TE LEZEN TEKST
# # # #
Kaders voor kaders
2 december 2019 om 12:24 0 reacties
Gemeenten maken al geruime tijd gebruik van kadernota’s binnen de planning- en controlfunctie. In een kadernota wordt doorgaans de opmaat gegeven voor de aankomende programmabegroting, waarbij de ambities van een coalitieakkoord of een collegeprogramma als basis dienen.
Deze bijdrage geeft een verslag van een vergelijkend onderzoek dat is uitgevoerd naar de kwaliteit en de behandeling van een kadernota binnen drie middelgrote gemeenten. Na een uiteenzetting van enkele achtergronden en van de opzet van de vergelijking, zullen de resultaten worden weergegeven en geanalyseerd. De bijdrage sluit af met enkele conclusies.
Achtergrond
Een gemeenteraad stelt als het goed is tal van kaders vast. Deze kaders kunnen betrekking hebben op een specifiek beleidsterrein, zoals jeugdzorg, maar kunnen ook betrekking hebben op meerdere en soms zelfs alle beleidsterreinen. De programmabegroting kan feitelijk als een kader worden aangemerkt dat betrekking heeft op alle beleidsterreinen. Ook nota’s risicomanagement bevatten kaders die zich doorgaans richten op de gehele organisatie en op alle beleidsterreinen. In dit onderzoek vormt de kadernota die als opmaat dient voor de programmabegroting het object van onderzoek. Daarbij zij gesteld, dat deze kadernota niet altijd de titel kadernota meekrijgt. Soms gaat deze kadernota als perspectiefnota of als voorjaarsnota door het leven. De functies zijn echter in hoge mate overeenkomstig: het meegeven van een richting voor de programmabegroting.
Om een richting mee te geven zullen idealiter de gewenste maatschappelijke effecten beschreven moeten worden in de kadernota. Daarnaast ligt het voor de hand, dat de activiteiten die men voor ogen heeft, in verband worden gebracht met de gewenste effecten (Bordewijk en Klaassen, 2000, Ter Bogt, 2004).
# # # #
AANGELEVERDE GEGEVENS
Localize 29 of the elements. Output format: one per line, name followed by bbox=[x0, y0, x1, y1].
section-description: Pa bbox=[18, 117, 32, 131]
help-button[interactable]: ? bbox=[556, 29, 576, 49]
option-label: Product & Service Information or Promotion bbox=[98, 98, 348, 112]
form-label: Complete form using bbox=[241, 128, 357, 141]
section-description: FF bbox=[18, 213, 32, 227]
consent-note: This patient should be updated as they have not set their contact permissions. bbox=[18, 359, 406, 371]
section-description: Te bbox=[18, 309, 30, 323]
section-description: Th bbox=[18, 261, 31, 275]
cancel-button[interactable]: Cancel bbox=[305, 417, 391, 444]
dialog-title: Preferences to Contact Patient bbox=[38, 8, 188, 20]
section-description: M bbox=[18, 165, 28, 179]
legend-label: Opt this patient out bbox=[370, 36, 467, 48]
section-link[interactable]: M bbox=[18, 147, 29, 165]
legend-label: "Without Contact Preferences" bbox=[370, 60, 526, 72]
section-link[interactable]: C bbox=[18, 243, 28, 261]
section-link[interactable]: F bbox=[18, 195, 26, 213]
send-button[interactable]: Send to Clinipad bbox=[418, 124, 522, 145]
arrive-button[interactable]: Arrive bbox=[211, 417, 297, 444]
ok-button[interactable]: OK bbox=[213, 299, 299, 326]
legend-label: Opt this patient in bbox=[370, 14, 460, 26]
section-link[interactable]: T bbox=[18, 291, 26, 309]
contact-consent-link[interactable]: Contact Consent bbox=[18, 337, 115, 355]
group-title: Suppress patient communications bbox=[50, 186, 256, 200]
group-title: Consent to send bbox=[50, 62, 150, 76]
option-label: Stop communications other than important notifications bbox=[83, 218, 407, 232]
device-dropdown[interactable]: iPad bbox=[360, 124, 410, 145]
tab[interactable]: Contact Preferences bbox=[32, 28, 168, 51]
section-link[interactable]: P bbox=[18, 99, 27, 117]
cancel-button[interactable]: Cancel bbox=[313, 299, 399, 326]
# # # #
VEREISTE ACTIES
- A) Onder welke andere titels komt de kadernota volgens de tekst over kadernota's soms voor?
- B) Zet de tekst over kadernota's voort na de laatste zin.

ANTWOORDEN PER TAAK
- A) Als perspectiefnota of als voorjaarsnota.

- B)
Dit lijkt eenvoudiger dan het is. In de praktijk van een gemeente is het gewenste maatschappelijke effect niet altijd eenduidig te formuleren, laat staan te kwantificeren (Bouckaert en Halligan, 2008). Sommige analyses wijzen uit, dat een maatschappelijke interventie tal van soms tegengestelde effecten oplevert, waarvan sommige ronduit negatief en niet wenselijk zijn (Herweijer, 2010). Het kwantificeren van beoogde effecten levert in de praktijk van het openbaar bestuur tal van subjectieve keuzemomenten en discussies op over definities, met als gevolg dat men soms volstaat met een abstracte formulering van het gewenste effect, vergezeld van een overvloed aan effectindicatoren (Van Dooren, Bouckaert en Halligan, 2010).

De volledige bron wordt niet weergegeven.